Write out the material below exactly, beginning at the line that contains "Enumerate this screenshot's" and ending with its last line, both ends included; write nothing else.

-------- RECORDS PROVIDED

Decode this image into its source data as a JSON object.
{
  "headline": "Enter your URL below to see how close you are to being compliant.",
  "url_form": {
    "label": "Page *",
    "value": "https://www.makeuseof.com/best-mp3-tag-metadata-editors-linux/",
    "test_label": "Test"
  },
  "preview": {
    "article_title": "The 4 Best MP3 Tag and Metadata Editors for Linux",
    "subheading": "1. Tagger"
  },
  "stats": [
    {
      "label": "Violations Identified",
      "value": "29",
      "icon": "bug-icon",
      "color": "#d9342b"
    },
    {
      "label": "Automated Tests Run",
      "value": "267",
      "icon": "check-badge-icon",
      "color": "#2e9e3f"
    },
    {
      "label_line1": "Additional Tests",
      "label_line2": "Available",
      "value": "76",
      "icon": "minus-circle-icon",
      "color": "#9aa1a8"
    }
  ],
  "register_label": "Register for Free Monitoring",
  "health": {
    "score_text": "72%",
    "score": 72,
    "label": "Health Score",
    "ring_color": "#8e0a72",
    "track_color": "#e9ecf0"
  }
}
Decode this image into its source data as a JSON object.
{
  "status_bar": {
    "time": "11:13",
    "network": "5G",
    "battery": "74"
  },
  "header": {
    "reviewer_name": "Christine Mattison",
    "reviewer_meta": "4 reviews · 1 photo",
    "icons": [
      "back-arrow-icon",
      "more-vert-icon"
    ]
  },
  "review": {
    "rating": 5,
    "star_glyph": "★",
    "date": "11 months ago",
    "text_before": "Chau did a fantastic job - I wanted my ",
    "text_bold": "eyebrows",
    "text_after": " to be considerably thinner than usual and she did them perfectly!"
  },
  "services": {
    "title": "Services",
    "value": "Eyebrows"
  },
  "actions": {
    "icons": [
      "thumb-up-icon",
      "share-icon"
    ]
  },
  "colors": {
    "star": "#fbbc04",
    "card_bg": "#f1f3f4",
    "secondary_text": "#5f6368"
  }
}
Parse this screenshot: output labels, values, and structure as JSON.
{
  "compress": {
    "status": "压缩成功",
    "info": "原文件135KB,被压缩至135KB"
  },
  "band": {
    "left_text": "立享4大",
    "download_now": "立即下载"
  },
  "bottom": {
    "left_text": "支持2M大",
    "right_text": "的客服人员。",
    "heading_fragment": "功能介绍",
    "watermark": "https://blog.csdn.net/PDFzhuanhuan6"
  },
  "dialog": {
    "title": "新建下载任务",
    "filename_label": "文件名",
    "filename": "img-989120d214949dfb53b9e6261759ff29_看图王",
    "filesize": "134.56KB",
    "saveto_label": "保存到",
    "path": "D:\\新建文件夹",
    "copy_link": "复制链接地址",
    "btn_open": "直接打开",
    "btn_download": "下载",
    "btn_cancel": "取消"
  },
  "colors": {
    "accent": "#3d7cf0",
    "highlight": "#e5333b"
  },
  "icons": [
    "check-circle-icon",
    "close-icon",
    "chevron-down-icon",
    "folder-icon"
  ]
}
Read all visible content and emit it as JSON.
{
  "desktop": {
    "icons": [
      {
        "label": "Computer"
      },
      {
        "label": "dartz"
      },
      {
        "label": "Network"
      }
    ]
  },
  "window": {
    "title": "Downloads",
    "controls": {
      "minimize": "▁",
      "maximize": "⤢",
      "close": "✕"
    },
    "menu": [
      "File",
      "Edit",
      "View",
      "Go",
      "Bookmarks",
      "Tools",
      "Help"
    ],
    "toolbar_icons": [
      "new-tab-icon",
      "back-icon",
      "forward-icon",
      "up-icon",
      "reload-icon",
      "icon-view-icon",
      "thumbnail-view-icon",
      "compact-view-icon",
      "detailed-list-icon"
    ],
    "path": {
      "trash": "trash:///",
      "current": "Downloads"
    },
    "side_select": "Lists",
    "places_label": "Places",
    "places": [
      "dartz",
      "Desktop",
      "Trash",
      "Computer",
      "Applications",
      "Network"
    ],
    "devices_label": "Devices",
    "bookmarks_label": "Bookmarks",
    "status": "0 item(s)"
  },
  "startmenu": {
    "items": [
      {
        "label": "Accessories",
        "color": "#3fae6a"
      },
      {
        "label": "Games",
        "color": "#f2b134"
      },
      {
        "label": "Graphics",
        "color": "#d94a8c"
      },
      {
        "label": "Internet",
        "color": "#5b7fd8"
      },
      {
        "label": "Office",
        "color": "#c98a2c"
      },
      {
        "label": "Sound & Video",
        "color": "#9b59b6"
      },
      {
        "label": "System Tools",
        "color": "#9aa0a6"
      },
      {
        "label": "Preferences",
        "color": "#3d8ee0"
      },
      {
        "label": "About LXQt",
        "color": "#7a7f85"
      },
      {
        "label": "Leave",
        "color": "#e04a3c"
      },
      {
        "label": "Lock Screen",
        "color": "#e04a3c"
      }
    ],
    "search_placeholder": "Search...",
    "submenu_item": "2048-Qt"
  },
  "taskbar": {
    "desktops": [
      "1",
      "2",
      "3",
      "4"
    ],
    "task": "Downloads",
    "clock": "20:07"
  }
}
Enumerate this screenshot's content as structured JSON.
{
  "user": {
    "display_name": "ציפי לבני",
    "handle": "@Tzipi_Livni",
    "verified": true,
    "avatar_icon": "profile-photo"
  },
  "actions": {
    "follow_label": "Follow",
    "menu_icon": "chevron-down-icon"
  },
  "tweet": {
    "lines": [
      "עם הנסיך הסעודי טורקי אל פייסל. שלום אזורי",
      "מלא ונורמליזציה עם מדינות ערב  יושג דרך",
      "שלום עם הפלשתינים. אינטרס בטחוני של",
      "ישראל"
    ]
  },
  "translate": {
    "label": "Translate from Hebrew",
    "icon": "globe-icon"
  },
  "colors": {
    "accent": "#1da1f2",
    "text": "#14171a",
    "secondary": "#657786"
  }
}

----------------

> ANSWER IN FULL
Enumerate this screenshot's content as structured JSON.
{
  "user": {
    "display_name": "ציפי לבני",
    "handle": "@Tzipi_Livni",
    "verified": true,
    "avatar_icon": "profile-photo"
  },
  "actions": {
    "follow_label": "Follow",
    "menu_icon": "chevron-down-icon"
  },
  "tweet": {
    "lines": [
      "עם הנסיך הסעודי טורקי אל פייסל. שלום אזורי",
      "מלא ונורמליזציה עם מדינות ערב  יושג דרך",
      "שלום עם הפלשתינים. אינטרס בטחוני של",
      "ישראל"
    ]
  },
  "translate": {
    "label": "Translate from Hebrew",
    "icon": "globe-icon"
  },
  "colors": {
    "accent": "#1da1f2",
    "text": "#14171a",
    "secondary": "#657786"
  }
}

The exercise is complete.